• **Stated task**: Return each line containing "Venezuela".

• **Task input**:
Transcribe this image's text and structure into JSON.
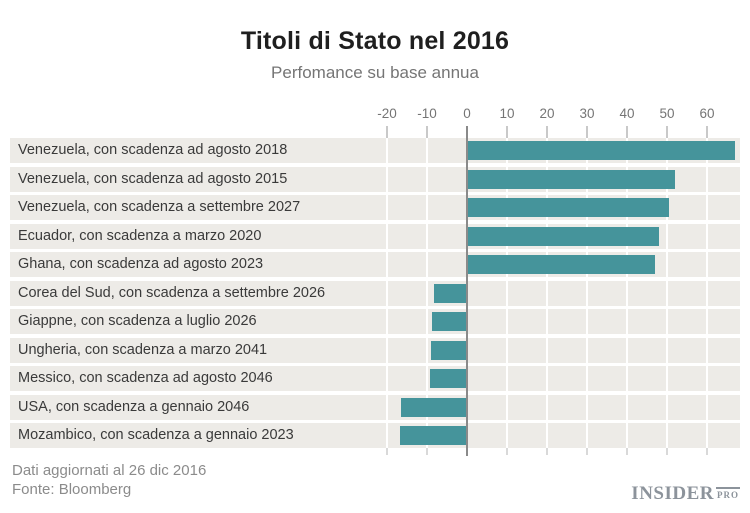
{
  "header": {
    "title": "Titoli di Stato nel 2016",
    "subtitle": "Perfomance su base annua"
  },
  "footer": {
    "updated": "Dati aggiornati al 26 dic 2016",
    "source": "Fonte: Bloomberg",
    "logo_main": "INSIDER",
    "logo_sub": "PRO"
  },
  "chart_data": {
    "type": "bar",
    "orientation": "horizontal",
    "title": "Titoli di Stato nel 2016",
    "subtitle": "Perfomance su base annua",
    "xlabel": "",
    "ylabel": "",
    "categories": [
      "Venezuela, con scadenza ad agosto 2018",
      "Venezuela, con scadenza ad agosto 2015",
      "Venezuela, con scadenza a settembre 2027",
      "Ecuador, con scadenza a marzo 2020",
      "Ghana, con scadenza ad agosto 2023",
      "Corea del Sud, con scadenza a settembre 2026",
      "Giappne, con scadenza a luglio 2026",
      "Ungheria, con scadenza a marzo 2041",
      "Messico, con scadenza ad agosto 2046",
      "USA, con scadenza a gennaio 2046",
      "Mozambico, con scadenza a gennaio 2023"
    ],
    "values": [
      67,
      52,
      50.5,
      48,
      47,
      -8.3,
      -8.7,
      -9,
      -9.3,
      -16.4,
      -16.8
    ],
    "x_ticks": [
      -20,
      -10,
      0,
      10,
      20,
      30,
      40,
      50,
      60
    ],
    "xlim": [
      -25,
      68
    ],
    "grid": "vertical gridlines at each tick, white over gray row bands",
    "legend": "none",
    "colors": {
      "bar": "#45949b",
      "row_band": "#edebe7",
      "zero_axis": "#8a8a8a",
      "axis_text": "#757575",
      "label_text": "#3a3a3a",
      "background": "#ffffff"
    }
  }
}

• **Full answer**:
      "Venezuela, con scadenza ad agosto 2018",
      "Venezuela, con scadenza ad agosto 2015",
      "Venezuela, con scadenza a settembre 2027",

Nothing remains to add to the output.